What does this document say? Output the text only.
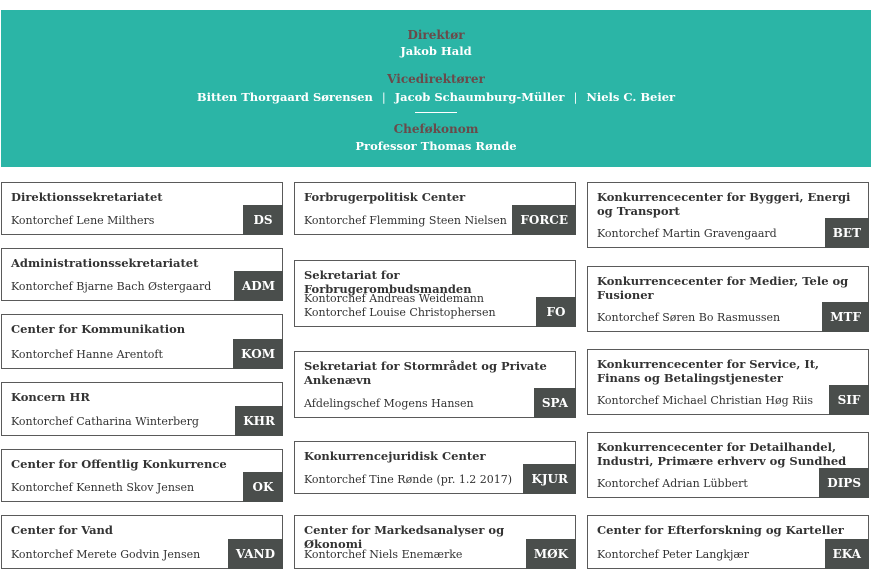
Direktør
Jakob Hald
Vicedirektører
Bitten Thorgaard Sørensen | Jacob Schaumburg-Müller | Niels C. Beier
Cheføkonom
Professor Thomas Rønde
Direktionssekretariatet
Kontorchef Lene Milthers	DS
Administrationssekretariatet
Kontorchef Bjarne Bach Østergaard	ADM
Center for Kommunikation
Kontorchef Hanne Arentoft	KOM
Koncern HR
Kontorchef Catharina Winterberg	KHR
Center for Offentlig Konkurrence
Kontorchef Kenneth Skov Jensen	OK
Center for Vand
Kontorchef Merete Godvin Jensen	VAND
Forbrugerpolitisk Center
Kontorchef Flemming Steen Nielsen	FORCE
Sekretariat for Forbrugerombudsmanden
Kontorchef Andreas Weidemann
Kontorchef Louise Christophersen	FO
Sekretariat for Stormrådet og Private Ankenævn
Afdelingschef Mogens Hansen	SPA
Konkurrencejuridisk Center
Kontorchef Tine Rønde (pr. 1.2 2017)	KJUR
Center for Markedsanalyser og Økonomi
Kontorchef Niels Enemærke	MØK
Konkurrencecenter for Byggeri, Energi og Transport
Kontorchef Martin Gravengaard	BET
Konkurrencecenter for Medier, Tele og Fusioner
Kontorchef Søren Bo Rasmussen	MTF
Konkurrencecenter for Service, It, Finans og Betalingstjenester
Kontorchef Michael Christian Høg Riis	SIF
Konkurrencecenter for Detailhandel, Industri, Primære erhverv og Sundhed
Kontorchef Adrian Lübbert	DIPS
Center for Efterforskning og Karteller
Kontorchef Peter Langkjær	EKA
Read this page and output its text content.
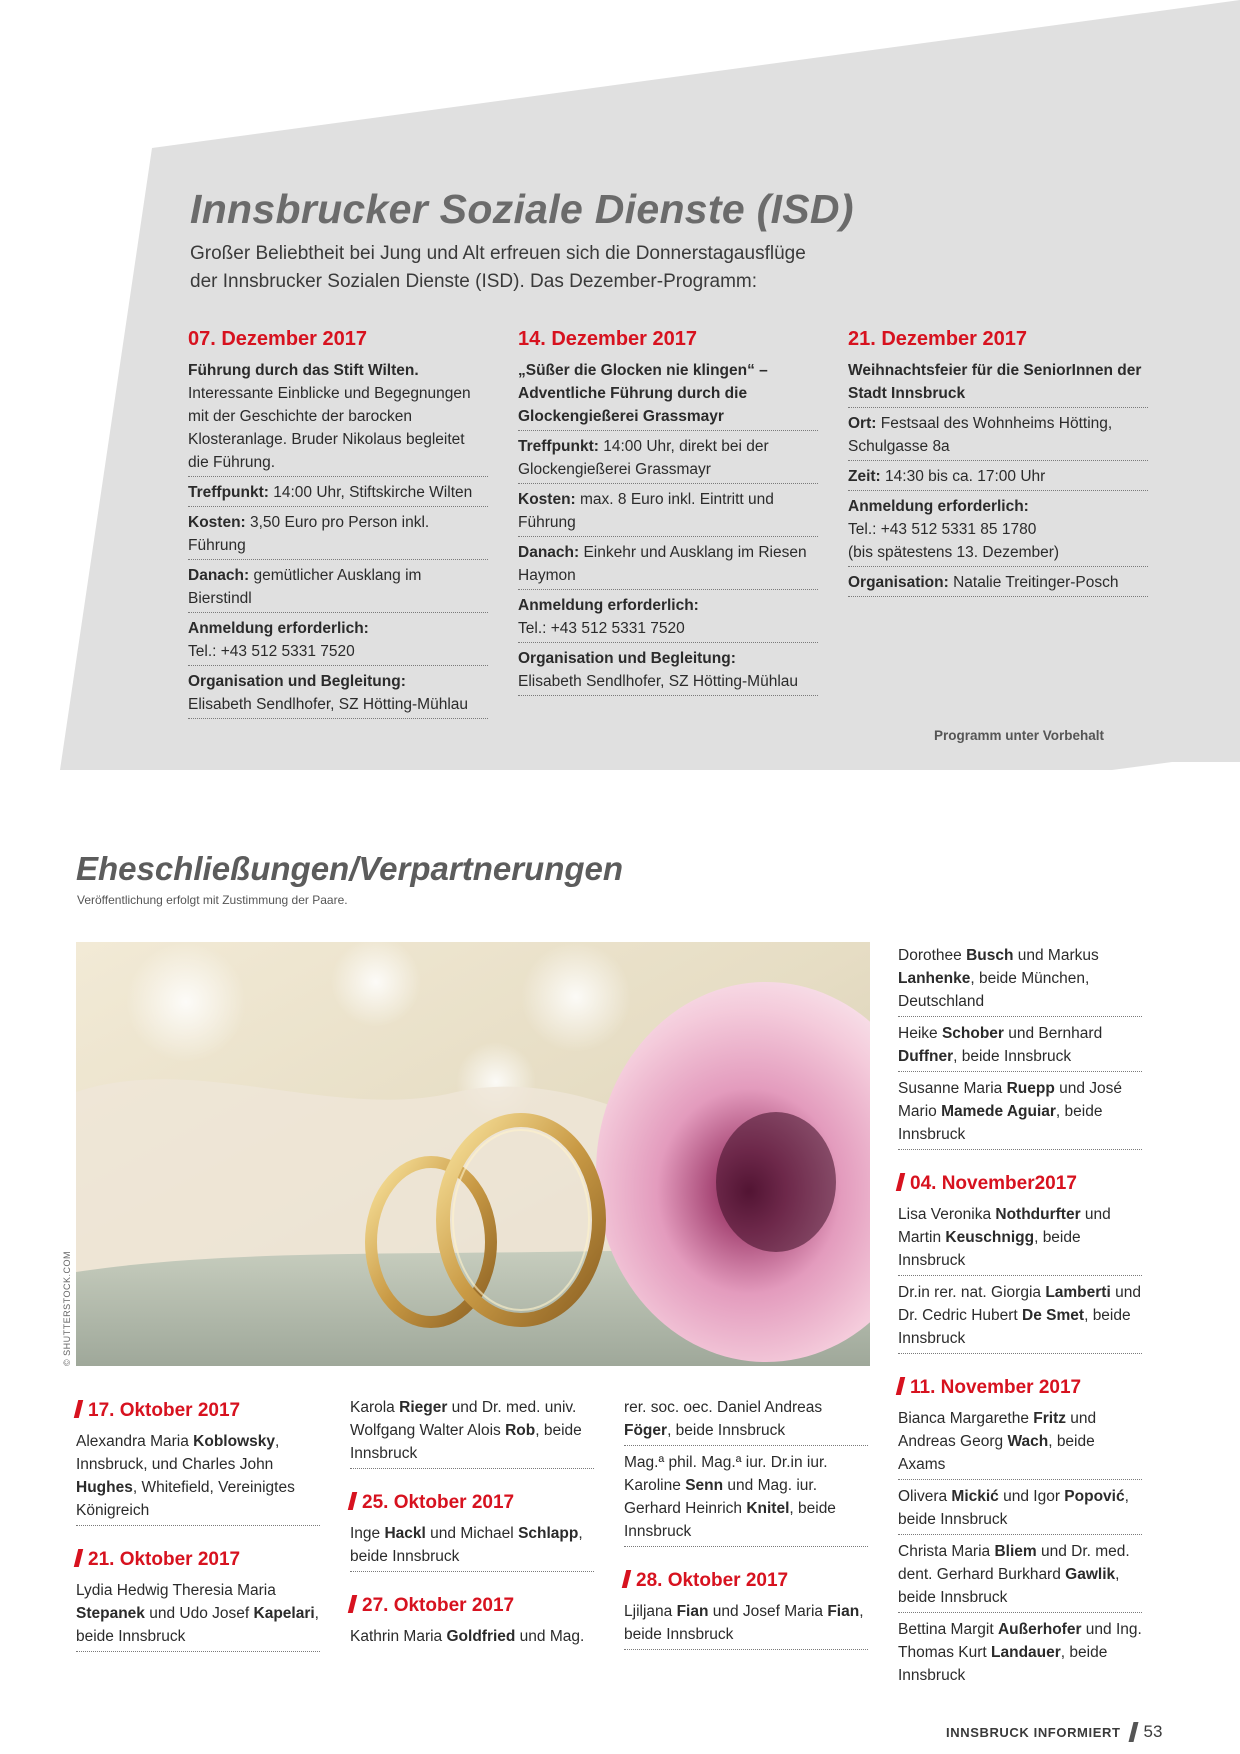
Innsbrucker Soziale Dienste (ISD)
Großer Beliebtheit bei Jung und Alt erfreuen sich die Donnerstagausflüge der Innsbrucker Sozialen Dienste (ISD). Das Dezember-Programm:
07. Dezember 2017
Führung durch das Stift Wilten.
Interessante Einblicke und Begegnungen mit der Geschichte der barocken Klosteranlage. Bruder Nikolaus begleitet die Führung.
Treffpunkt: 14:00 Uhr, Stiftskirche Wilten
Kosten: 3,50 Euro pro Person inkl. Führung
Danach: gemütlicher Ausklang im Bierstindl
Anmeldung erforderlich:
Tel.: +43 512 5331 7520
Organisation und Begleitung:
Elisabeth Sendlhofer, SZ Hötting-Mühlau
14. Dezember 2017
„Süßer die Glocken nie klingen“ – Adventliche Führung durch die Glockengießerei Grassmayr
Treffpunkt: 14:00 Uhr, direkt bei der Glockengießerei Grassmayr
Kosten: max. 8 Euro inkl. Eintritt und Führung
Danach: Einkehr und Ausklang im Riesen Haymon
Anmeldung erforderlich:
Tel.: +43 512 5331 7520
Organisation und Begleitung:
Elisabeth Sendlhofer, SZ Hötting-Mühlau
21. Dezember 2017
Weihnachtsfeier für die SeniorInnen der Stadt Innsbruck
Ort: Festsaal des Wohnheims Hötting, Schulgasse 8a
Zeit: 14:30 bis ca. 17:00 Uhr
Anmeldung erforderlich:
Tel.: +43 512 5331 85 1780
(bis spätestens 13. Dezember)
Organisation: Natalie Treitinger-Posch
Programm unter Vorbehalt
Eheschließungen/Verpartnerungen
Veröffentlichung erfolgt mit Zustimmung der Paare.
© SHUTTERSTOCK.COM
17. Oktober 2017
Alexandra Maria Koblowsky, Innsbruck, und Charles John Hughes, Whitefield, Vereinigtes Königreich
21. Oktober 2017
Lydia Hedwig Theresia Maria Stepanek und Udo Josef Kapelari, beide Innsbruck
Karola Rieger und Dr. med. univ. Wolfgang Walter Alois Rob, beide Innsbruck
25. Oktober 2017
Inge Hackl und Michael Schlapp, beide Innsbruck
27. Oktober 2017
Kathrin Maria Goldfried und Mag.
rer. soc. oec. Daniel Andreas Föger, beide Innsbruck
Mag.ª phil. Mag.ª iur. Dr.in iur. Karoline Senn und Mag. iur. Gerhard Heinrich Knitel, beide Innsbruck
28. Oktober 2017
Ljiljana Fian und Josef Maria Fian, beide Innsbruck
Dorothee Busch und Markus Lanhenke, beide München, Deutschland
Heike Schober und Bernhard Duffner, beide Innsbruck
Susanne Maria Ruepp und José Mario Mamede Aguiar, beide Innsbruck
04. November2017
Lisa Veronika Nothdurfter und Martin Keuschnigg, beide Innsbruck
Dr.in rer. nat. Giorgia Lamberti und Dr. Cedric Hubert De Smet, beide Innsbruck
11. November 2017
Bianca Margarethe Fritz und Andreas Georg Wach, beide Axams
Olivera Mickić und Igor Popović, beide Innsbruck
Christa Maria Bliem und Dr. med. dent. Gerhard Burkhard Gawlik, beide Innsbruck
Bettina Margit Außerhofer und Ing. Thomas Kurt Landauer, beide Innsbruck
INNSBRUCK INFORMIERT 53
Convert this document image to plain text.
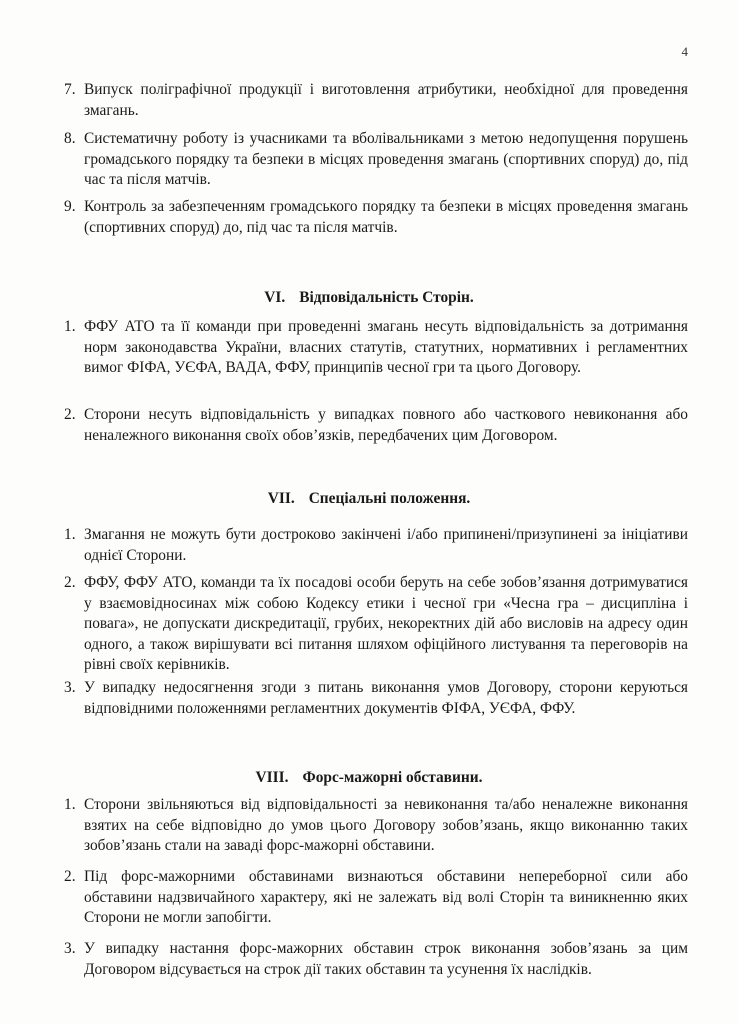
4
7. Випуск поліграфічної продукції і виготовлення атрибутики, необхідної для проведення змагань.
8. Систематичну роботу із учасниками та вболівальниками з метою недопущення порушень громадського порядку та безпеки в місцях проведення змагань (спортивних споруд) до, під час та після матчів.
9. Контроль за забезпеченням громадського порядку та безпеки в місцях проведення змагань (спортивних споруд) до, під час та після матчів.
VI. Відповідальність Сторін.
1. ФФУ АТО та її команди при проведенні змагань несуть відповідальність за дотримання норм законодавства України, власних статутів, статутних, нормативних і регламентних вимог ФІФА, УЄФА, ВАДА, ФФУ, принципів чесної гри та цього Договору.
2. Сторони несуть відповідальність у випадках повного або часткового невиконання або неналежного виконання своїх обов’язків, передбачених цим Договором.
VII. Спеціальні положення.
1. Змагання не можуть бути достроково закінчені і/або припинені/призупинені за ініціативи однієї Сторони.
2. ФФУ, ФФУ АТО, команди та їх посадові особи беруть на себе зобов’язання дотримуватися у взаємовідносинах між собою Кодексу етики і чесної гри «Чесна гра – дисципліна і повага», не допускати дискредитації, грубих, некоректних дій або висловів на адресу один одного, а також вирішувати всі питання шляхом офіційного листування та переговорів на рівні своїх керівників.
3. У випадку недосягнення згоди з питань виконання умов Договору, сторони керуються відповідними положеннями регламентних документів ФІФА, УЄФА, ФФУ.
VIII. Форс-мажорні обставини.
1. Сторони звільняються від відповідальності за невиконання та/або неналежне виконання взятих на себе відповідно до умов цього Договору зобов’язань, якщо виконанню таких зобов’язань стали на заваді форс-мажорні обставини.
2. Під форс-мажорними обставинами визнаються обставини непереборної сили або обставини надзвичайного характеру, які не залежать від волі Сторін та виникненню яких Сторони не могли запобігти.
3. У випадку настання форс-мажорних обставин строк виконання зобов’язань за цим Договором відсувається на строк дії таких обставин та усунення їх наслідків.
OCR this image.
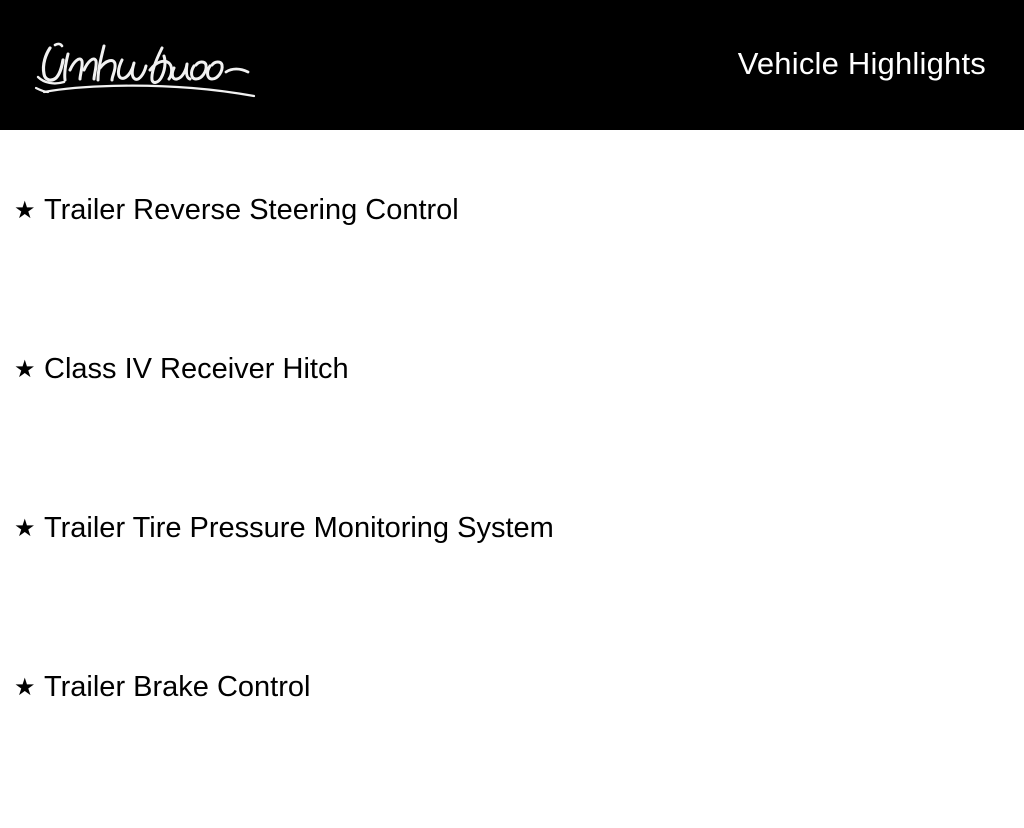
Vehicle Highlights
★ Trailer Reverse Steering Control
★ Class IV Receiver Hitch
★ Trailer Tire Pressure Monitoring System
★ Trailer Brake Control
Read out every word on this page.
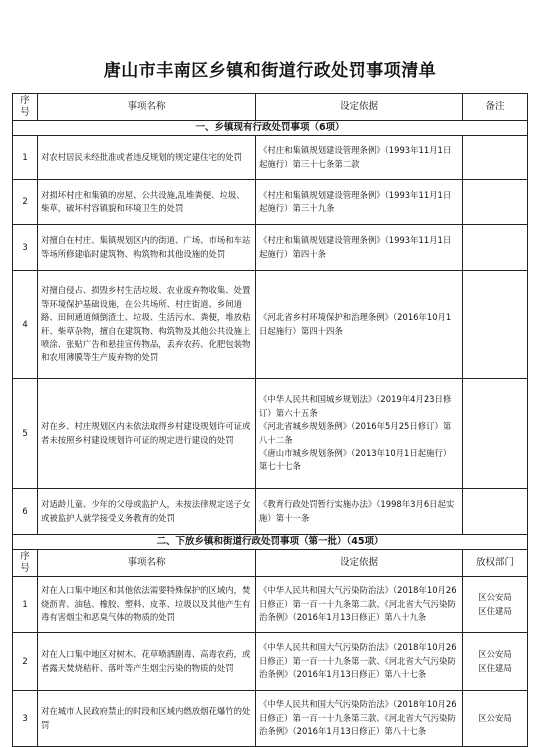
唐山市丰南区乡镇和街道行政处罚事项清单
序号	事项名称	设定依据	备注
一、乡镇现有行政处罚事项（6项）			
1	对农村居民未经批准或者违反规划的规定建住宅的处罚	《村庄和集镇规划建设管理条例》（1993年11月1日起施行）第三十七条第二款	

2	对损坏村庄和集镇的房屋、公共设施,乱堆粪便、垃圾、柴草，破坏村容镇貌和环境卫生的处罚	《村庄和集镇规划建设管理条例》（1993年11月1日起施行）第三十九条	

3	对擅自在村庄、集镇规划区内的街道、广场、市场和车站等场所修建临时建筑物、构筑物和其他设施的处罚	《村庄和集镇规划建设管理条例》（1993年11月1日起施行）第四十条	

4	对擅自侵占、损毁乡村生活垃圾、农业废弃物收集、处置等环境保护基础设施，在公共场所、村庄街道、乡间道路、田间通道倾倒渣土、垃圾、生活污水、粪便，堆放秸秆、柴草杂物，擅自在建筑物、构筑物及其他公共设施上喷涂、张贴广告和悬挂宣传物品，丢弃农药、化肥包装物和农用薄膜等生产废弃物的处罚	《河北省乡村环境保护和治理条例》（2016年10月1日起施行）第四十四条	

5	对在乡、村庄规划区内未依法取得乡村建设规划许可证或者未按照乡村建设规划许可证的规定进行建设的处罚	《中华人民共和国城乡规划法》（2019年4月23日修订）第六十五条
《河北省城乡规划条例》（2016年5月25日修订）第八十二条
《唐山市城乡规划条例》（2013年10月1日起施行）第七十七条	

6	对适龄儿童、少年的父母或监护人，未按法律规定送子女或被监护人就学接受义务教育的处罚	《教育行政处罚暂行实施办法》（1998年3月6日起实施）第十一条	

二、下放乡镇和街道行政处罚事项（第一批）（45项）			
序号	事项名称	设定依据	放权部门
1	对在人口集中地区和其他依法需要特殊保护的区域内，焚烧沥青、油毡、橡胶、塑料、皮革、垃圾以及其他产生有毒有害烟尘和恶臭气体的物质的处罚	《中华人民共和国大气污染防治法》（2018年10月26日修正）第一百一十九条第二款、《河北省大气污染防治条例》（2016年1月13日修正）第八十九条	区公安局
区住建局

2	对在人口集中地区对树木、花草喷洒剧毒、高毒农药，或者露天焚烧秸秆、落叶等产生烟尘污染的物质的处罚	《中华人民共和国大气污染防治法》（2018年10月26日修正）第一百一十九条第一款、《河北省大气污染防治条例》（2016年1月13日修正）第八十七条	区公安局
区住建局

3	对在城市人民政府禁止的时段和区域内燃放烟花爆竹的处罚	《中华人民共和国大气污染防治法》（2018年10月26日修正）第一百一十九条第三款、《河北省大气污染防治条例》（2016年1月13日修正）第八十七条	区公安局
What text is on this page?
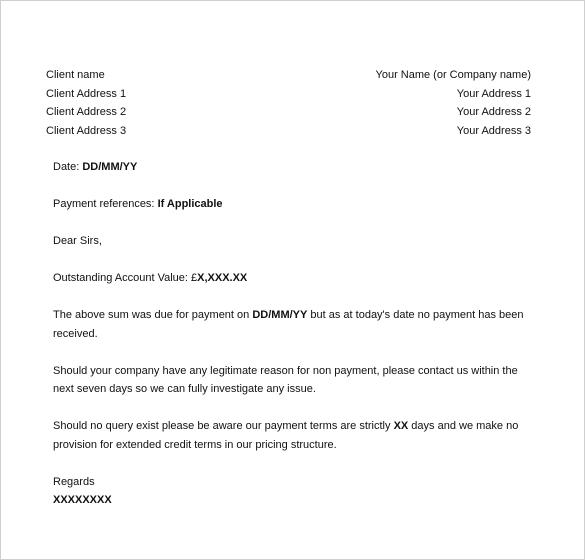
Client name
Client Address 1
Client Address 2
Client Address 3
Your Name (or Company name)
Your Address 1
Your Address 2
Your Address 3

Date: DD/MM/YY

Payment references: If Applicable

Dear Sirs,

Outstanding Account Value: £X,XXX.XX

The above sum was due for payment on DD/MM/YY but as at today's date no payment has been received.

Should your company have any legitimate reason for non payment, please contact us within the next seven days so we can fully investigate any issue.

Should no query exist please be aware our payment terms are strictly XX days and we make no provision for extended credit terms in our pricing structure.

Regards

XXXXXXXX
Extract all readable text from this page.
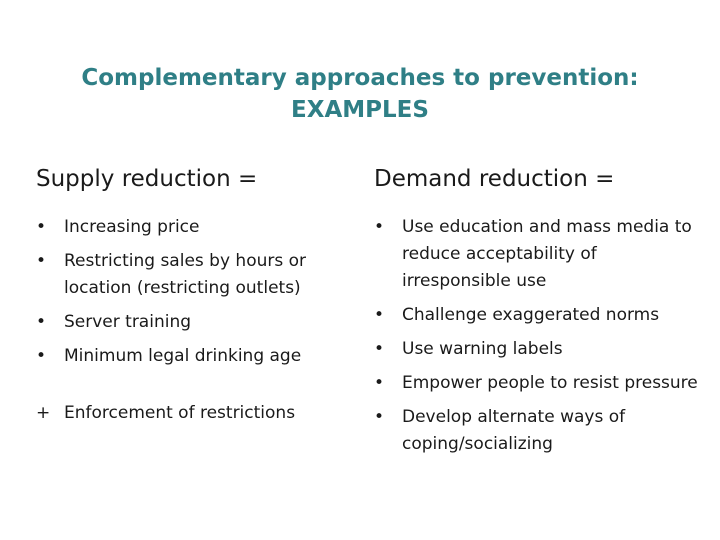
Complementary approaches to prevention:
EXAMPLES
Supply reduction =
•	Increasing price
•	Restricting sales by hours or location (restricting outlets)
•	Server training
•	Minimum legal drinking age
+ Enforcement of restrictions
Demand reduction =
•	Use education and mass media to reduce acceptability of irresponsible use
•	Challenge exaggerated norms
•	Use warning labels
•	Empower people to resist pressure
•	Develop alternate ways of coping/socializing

Task to complete: Filter the entries down to the lines with the word "Trailer" in them.

Exercise solution:
★ Trailer Reverse Steering Control
★ Trailer Tire Pressure Monitoring System
★ Trailer Brake Control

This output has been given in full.